Task instructions:
Extract each line of the data and write it out again exactly.

____ Given entries

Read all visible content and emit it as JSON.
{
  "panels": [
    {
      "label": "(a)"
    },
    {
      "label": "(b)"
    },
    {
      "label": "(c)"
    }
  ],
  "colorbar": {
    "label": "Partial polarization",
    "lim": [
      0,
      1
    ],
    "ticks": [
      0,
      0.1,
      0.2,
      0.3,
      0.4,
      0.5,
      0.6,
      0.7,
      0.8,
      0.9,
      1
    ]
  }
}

________

Task solution:
Read all visible content and emit it as JSON.
{
  "panels": [
    {
      "label": "(a)"
    },
    {
      "label": "(b)"
    },
    {
      "label": "(c)"
    }
  ],
  "colorbar": {
    "label": "Partial polarization",
    "lim": [
      0,
      1
    ],
    "ticks": [
      0,
      0.1,
      0.2,
      0.3,
      0.4,
      0.5,
      0.6,
      0.7,
      0.8,
      0.9,
      1
    ]
  }
}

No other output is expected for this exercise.